(What to work on) Show all lines holding the string "this".

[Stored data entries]
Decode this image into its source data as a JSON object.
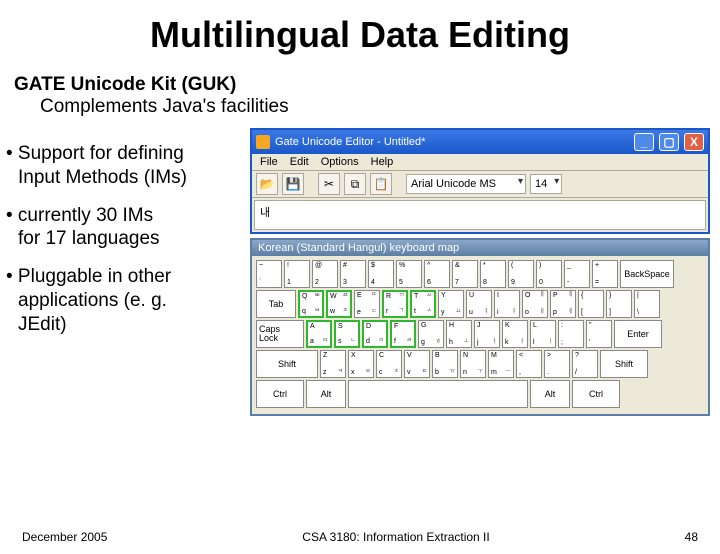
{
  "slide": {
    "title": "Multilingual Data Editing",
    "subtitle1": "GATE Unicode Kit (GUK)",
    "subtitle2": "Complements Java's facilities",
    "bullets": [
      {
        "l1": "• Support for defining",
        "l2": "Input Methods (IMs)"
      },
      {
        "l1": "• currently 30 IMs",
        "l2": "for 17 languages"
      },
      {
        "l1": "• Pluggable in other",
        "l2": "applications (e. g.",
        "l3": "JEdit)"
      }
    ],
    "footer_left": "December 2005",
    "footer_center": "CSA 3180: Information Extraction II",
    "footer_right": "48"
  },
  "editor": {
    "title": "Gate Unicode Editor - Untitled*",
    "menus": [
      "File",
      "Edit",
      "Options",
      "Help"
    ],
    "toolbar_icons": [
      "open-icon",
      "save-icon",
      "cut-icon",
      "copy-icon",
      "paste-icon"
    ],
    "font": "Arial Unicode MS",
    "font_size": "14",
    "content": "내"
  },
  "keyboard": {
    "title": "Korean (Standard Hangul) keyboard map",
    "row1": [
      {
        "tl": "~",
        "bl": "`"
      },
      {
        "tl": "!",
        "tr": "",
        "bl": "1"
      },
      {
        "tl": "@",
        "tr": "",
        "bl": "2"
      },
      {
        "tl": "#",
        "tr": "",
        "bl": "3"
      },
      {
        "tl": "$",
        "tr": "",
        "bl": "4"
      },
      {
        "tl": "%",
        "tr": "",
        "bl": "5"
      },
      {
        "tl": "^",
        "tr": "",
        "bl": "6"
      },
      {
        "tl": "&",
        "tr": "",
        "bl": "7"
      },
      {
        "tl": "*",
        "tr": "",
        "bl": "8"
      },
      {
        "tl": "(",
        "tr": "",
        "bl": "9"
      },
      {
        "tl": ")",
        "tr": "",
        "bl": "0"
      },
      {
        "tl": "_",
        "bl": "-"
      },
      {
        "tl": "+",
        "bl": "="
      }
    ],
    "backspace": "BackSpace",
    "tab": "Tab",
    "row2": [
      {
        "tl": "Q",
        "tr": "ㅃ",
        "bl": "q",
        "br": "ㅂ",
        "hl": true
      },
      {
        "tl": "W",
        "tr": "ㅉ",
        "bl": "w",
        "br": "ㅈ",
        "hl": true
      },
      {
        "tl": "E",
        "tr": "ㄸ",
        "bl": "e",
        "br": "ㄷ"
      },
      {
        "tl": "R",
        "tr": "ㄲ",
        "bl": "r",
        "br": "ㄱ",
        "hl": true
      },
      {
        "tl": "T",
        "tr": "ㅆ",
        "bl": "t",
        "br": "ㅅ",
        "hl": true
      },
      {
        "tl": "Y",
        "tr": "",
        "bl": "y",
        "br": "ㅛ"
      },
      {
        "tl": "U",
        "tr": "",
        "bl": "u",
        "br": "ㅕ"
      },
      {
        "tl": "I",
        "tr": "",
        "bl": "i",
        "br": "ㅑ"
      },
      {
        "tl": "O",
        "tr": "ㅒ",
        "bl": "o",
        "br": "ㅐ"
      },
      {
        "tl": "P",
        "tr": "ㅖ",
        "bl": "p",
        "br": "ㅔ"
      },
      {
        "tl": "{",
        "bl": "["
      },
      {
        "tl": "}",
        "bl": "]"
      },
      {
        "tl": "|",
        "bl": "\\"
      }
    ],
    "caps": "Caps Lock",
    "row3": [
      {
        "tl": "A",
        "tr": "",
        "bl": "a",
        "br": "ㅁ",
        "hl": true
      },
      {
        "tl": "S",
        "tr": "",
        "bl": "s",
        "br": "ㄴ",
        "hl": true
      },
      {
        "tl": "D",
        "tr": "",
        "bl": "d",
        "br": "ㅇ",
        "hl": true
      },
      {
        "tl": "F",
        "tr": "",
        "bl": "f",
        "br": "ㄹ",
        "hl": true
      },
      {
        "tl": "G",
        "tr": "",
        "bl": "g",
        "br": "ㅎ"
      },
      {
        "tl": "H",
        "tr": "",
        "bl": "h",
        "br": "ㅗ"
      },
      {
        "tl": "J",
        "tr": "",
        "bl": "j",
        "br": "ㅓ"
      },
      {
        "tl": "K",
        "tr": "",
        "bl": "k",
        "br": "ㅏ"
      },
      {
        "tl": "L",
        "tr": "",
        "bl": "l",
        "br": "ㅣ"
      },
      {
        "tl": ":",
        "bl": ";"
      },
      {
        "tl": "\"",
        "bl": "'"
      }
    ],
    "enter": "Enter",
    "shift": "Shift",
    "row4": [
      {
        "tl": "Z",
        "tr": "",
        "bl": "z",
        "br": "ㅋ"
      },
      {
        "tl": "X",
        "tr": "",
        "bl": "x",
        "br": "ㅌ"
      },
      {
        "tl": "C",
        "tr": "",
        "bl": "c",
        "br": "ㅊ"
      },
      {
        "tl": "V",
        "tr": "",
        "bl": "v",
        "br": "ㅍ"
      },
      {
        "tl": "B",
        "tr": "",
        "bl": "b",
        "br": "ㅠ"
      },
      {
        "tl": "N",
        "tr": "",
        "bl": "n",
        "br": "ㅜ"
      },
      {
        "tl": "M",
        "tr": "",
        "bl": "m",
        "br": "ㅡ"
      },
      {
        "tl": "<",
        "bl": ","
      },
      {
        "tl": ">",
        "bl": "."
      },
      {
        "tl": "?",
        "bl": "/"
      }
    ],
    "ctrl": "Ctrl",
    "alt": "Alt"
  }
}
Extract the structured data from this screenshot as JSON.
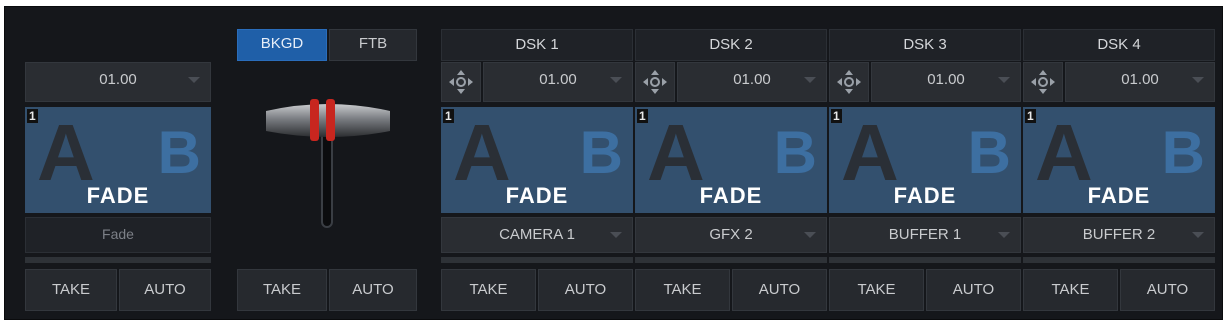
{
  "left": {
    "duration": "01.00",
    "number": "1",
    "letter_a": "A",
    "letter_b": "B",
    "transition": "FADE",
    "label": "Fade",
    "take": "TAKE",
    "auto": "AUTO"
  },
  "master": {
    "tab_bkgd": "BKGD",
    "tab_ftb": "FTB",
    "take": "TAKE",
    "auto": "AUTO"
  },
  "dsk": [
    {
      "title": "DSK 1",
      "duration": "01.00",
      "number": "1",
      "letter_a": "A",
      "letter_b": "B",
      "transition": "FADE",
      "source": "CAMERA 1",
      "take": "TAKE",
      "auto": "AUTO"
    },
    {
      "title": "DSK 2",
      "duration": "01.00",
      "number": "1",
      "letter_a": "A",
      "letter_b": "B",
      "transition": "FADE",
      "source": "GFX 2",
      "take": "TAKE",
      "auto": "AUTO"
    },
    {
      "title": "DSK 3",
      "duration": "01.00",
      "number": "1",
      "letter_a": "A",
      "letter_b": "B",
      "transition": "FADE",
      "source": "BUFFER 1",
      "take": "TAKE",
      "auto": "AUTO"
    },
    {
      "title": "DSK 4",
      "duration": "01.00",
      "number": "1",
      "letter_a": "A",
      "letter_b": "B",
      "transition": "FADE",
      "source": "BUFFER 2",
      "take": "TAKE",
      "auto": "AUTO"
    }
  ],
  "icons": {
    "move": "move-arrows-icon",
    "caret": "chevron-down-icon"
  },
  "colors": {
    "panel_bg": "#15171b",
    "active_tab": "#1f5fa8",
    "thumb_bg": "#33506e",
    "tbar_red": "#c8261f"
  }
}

(Reply to the task)
Decode this image into its source data as a JSON object.
Extract the structured data from this screenshot as JSON.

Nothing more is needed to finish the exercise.